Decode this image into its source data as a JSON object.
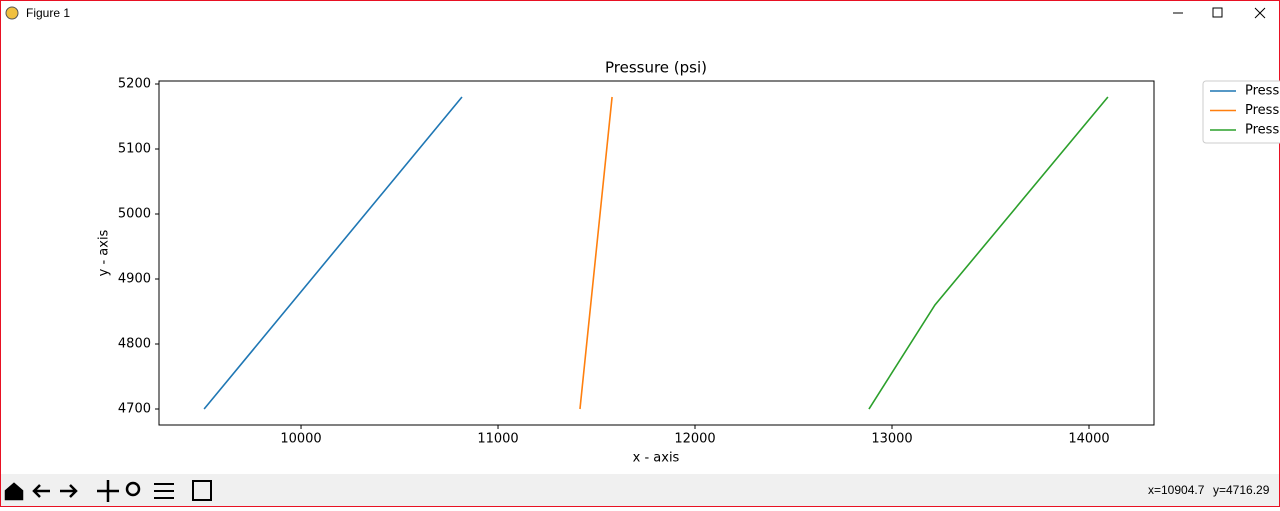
{
  "window": {
    "title": "Figure 1"
  },
  "status": {
    "x": "x=10904.7",
    "y": "y=4716.29"
  },
  "chart_data": {
    "type": "line",
    "title": "Pressure (psi)",
    "x_label": "x - axis",
    "y_label": "y - axis",
    "xlim": [
      9279,
      14330
    ],
    "ylim": [
      4675.4,
      5204.6
    ],
    "xticks": [
      10000,
      11000,
      12000,
      13000,
      14000
    ],
    "yticks": [
      4700,
      4800,
      4900,
      5000,
      5100,
      5200
    ],
    "legend": "upper right outside",
    "series": [
      {
        "name": "Press",
        "color": "#1f77b4",
        "x": [
          9508,
          10817
        ],
        "values": [
          4700,
          5180
        ]
      },
      {
        "name": "Press",
        "color": "#ff7f0e",
        "x": [
          11416,
          11579
        ],
        "values": [
          4700,
          5180
        ]
      },
      {
        "name": "Press",
        "color": "#2ca02c",
        "x": [
          12883,
          13218,
          14096
        ],
        "values": [
          4700,
          4860,
          5180
        ]
      }
    ]
  }
}
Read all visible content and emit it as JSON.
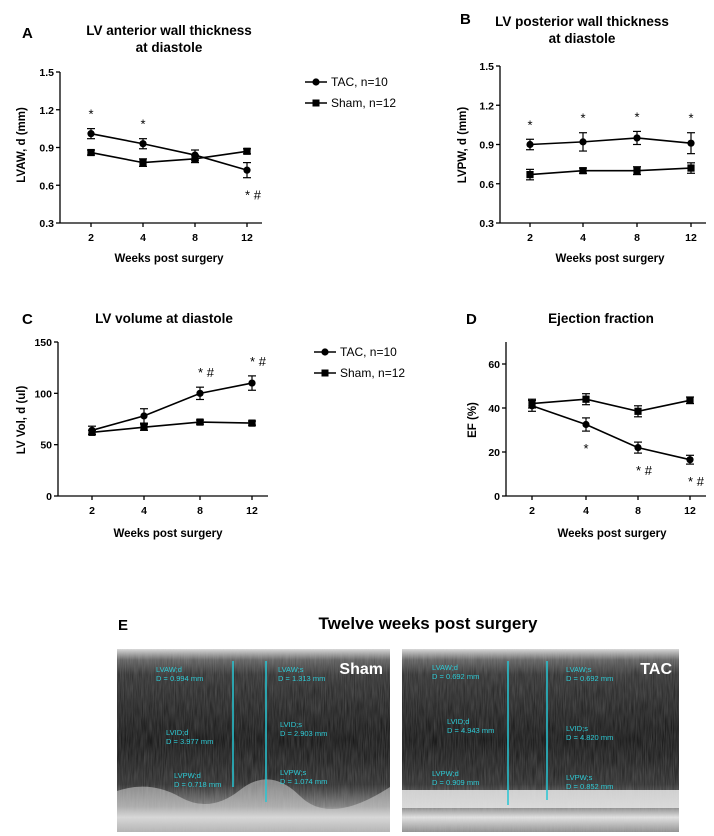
{
  "charts": [
    {
      "panel_label": "A",
      "title_lines": [
        "LV anterior wall thickness",
        "at diastole"
      ],
      "xlabel": "Weeks post surgery",
      "ylabel": "LVAW, d (mm)",
      "legend": [
        "TAC, n=10",
        "Sham, n=12"
      ],
      "y_ticks": [
        "0.3",
        "0.6",
        "0.9",
        "1.2",
        "1.5"
      ]
    },
    {
      "panel_label": "B",
      "title_lines": [
        "LV posterior wall thickness",
        "at diastole"
      ],
      "xlabel": "Weeks post surgery",
      "ylabel": "LVPW, d (mm)",
      "legend": [],
      "y_ticks": [
        "0.3",
        "0.6",
        "0.9",
        "1.2",
        "1.5"
      ]
    },
    {
      "panel_label": "C",
      "title_lines": [
        "LV volume at diastole"
      ],
      "xlabel": "Weeks post surgery",
      "ylabel": "LV Vol, d (ul)",
      "legend": [
        "TAC, n=10",
        "Sham, n=12"
      ],
      "y_ticks": [
        "0",
        "50",
        "100",
        "150"
      ]
    },
    {
      "panel_label": "D",
      "title_lines": [
        "Ejection fraction"
      ],
      "xlabel": "Weeks post surgery",
      "ylabel": "EF (%)",
      "legend": [],
      "y_ticks": [
        "0",
        "20",
        "40",
        "60"
      ]
    }
  ],
  "chart_data": [
    {
      "type": "line",
      "title": "LV anterior wall thickness at diastole",
      "xlabel": "Weeks post surgery",
      "ylabel": "LVAW, d (mm)",
      "categories": [
        "2",
        "4",
        "8",
        "12"
      ],
      "ylim": [
        0.3,
        1.5
      ],
      "legend_position": "right",
      "series": [
        {
          "name": "TAC, n=10",
          "marker": "circle",
          "values": [
            1.01,
            0.93,
            0.84,
            0.72
          ],
          "errors": [
            0.04,
            0.04,
            0.04,
            0.06
          ]
        },
        {
          "name": "Sham, n=12",
          "marker": "square",
          "values": [
            0.86,
            0.78,
            0.81,
            0.87
          ],
          "errors": [
            0.02,
            0.03,
            0.03,
            0.02
          ]
        }
      ],
      "annotations": [
        {
          "x": "2",
          "text": "*",
          "position": "above"
        },
        {
          "x": "4",
          "text": "*",
          "position": "above"
        },
        {
          "x": "12",
          "text": "*  #",
          "position": "below"
        }
      ]
    },
    {
      "type": "line",
      "title": "LV posterior wall thickness at diastole",
      "xlabel": "Weeks post surgery",
      "ylabel": "LVPW, d (mm)",
      "categories": [
        "2",
        "4",
        "8",
        "12"
      ],
      "ylim": [
        0.3,
        1.5
      ],
      "series": [
        {
          "name": "TAC, n=10",
          "marker": "circle",
          "values": [
            0.9,
            0.92,
            0.95,
            0.91
          ],
          "errors": [
            0.04,
            0.07,
            0.05,
            0.08
          ]
        },
        {
          "name": "Sham, n=12",
          "marker": "square",
          "values": [
            0.67,
            0.7,
            0.7,
            0.72
          ],
          "errors": [
            0.04,
            0.02,
            0.03,
            0.04
          ]
        }
      ],
      "annotations": [
        {
          "x": "2",
          "text": "*",
          "position": "above"
        },
        {
          "x": "4",
          "text": "*",
          "position": "above"
        },
        {
          "x": "8",
          "text": "*",
          "position": "above"
        },
        {
          "x": "12",
          "text": "*",
          "position": "above"
        }
      ]
    },
    {
      "type": "line",
      "title": "LV volume at diastole",
      "xlabel": "Weeks post surgery",
      "ylabel": "LV Vol, d (ul)",
      "categories": [
        "2",
        "4",
        "8",
        "12"
      ],
      "ylim": [
        0,
        150
      ],
      "legend_position": "right",
      "series": [
        {
          "name": "TAC, n=10",
          "marker": "circle",
          "values": [
            64,
            78,
            100,
            110
          ],
          "errors": [
            4,
            7,
            6,
            7
          ]
        },
        {
          "name": "Sham, n=12",
          "marker": "square",
          "values": [
            62,
            67,
            72,
            71
          ],
          "errors": [
            2,
            3,
            2,
            2
          ]
        }
      ],
      "annotations": [
        {
          "x": "8",
          "text": "*  #",
          "position": "above"
        },
        {
          "x": "12",
          "text": "*  #",
          "position": "above"
        }
      ]
    },
    {
      "type": "line",
      "title": "Ejection fraction",
      "xlabel": "Weeks post surgery",
      "ylabel": "EF (%)",
      "categories": [
        "2",
        "4",
        "8",
        "12"
      ],
      "ylim": [
        0,
        70
      ],
      "series": [
        {
          "name": "TAC, n=10",
          "marker": "circle",
          "values": [
            41,
            32.5,
            22,
            16.5
          ],
          "errors": [
            2.5,
            3,
            2.5,
            2
          ]
        },
        {
          "name": "Sham, n=12",
          "marker": "square",
          "values": [
            42,
            44,
            38.5,
            43.5
          ],
          "errors": [
            2,
            2.5,
            2.5,
            1.5
          ]
        }
      ],
      "annotations": [
        {
          "x": "4",
          "text": "*",
          "position": "below"
        },
        {
          "x": "8",
          "text": "*  #",
          "position": "below"
        },
        {
          "x": "12",
          "text": "*  #",
          "position": "below"
        }
      ]
    }
  ],
  "panel_e": {
    "panel_label": "E",
    "title": "Twelve weeks post surgery",
    "images": [
      {
        "label": "Sham",
        "measurements": [
          "LVAW;d",
          "D = 0.994 mm",
          "LVAW;s",
          "D = 1.313 mm",
          "LVID;d",
          "D = 3.977 mm",
          "LVID;s",
          "D = 2.903 mm",
          "LVPW;d",
          "D = 0.718 mm",
          "LVPW;s",
          "D = 1.074 mm"
        ]
      },
      {
        "label": "TAC",
        "measurements": [
          "LVAW;d",
          "D = 0.692 mm",
          "LVAW;s",
          "D = 0.692 mm",
          "LVID;d",
          "D = 4.943 mm",
          "LVID;s",
          "D = 4.820 mm",
          "LVPW;d",
          "D = 0.909 mm",
          "LVPW;s",
          "D = 0.852 mm"
        ]
      }
    ]
  },
  "colors": {
    "line": "#000000",
    "echo_bg": "#1f1f1f",
    "echo_marker": "#27c6d4"
  }
}
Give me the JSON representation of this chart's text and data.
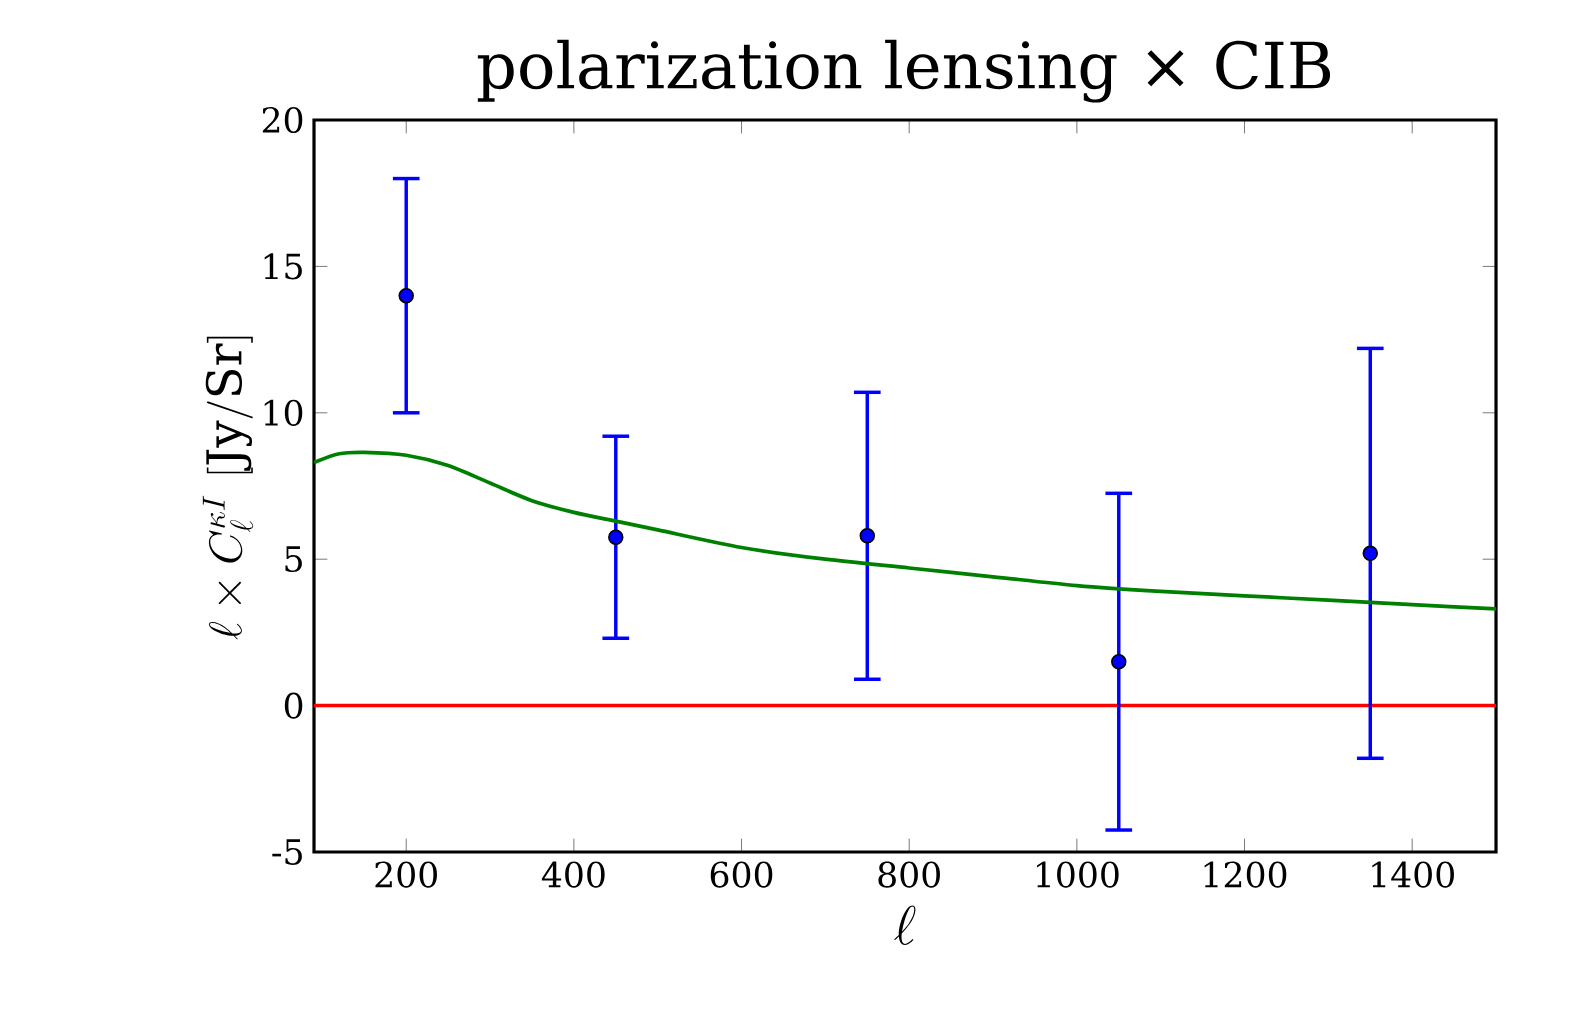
{
  "chart_data": {
    "type": "scatter",
    "title": "polarization lensing × CIB",
    "xlabel": "\\ell",
    "ylabel": "\\ell \\times C_\\ell^{\\kappa I}\\ [\\mathrm{Jy/Sr}]",
    "xlim": [
      90,
      1500
    ],
    "ylim": [
      -5,
      20
    ],
    "xticks": [
      200,
      400,
      600,
      800,
      1000,
      1200,
      1400
    ],
    "yticks": [
      -5,
      0,
      5,
      10,
      15,
      20
    ],
    "grid": false,
    "series": [
      {
        "color": "#0000ff",
        "marker": "circle",
        "x": [
          200,
          450,
          750,
          1050,
          1350
        ],
        "values": [
          14,
          5.75,
          5.8,
          1.5,
          5.2
        ],
        "errors": [
          4,
          3.45,
          4.9,
          5.75,
          7
        ]
      },
      {
        "type": "line",
        "color": "#008000",
        "marker": "none",
        "line_style": "solid",
        "x": [
          90,
          120,
          150,
          200,
          250,
          300,
          350,
          400,
          450,
          500,
          600,
          700,
          800,
          900,
          1000,
          1100,
          1200,
          1300,
          1400,
          1500
        ],
        "values": [
          8.3,
          8.6,
          8.65,
          8.55,
          8.2,
          7.6,
          7.0,
          6.6,
          6.3,
          6.0,
          5.4,
          5.0,
          4.7,
          4.4,
          4.1,
          3.9,
          3.75,
          3.6,
          3.45,
          3.3
        ]
      }
    ],
    "ref_lines": [
      {
        "axis": "y",
        "value": 0,
        "color": "#ff0000"
      }
    ]
  }
}
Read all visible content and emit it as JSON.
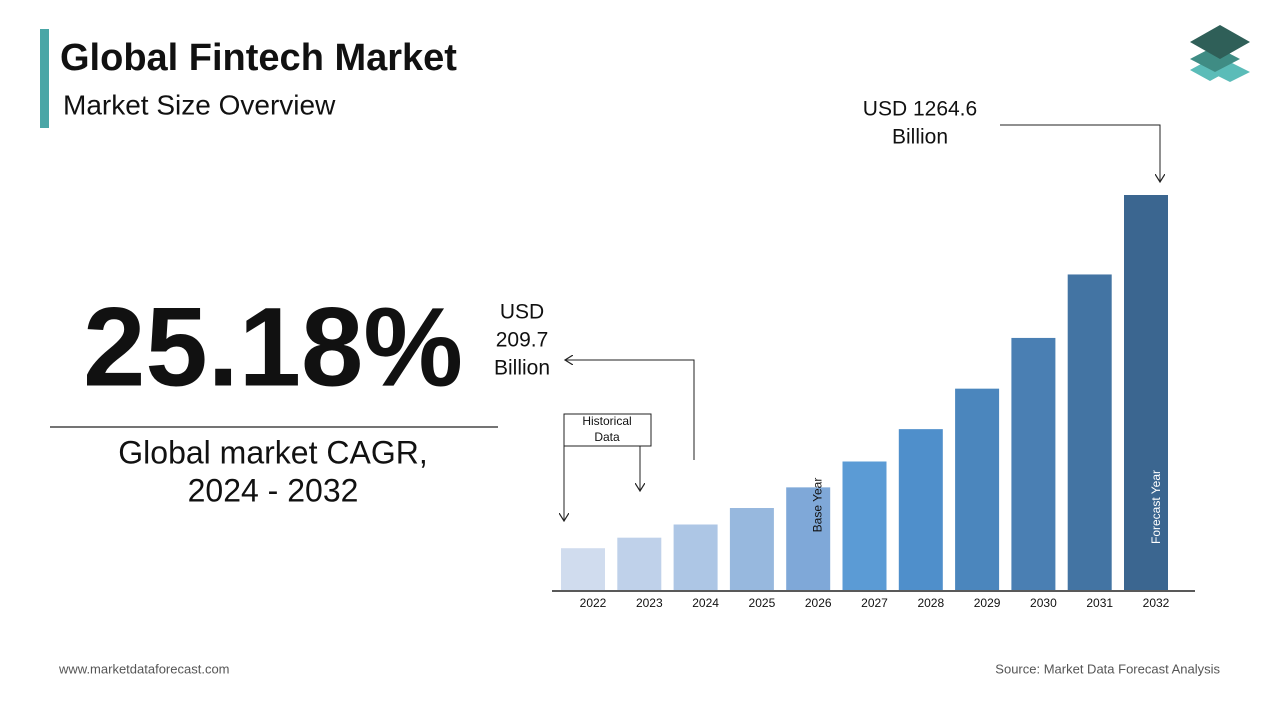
{
  "header": {
    "title": "Global Fintech Market",
    "subtitle": "Market Size Overview"
  },
  "highlight": {
    "value_text": "25.18%",
    "caption_lines": [
      "Global market CAGR,",
      "2024 - 2032"
    ]
  },
  "chart_data": {
    "type": "bar",
    "categories": [
      "2022",
      "2023",
      "2024",
      "2025",
      "2026",
      "2027",
      "2028",
      "2029",
      "2030",
      "2031",
      "2032"
    ],
    "values": [
      133.8,
      167.5,
      209.7,
      262.5,
      328.6,
      411.4,
      515.0,
      644.6,
      807.0,
      1010.2,
      1264.6
    ],
    "colors": [
      "#d0dcee",
      "#bfd1ea",
      "#adc6e5",
      "#97b8de",
      "#7fa8d8",
      "#5b9bd5",
      "#4f8fcb",
      "#4b86bd",
      "#4a7fb3",
      "#4374a3",
      "#3b6690"
    ],
    "annotations": [
      {
        "lines": [
          "USD",
          "209.7",
          "Billion"
        ]
      },
      {
        "lines": [
          "USD 1264.6",
          "Billion"
        ]
      }
    ],
    "historical_label": [
      "Historical",
      "Data"
    ],
    "base_year_label": "Base Year",
    "forecast_year_label": "Forecast Year"
  },
  "footer": {
    "website": "www.marketdataforecast.com",
    "source": "Source: Market Data Forecast Analysis"
  }
}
+ + +
Directive: Check each line of the records above for "Global", and copy those that have it.

Finished task:
    "title": "Global Fintech Market",
      "Global market CAGR,",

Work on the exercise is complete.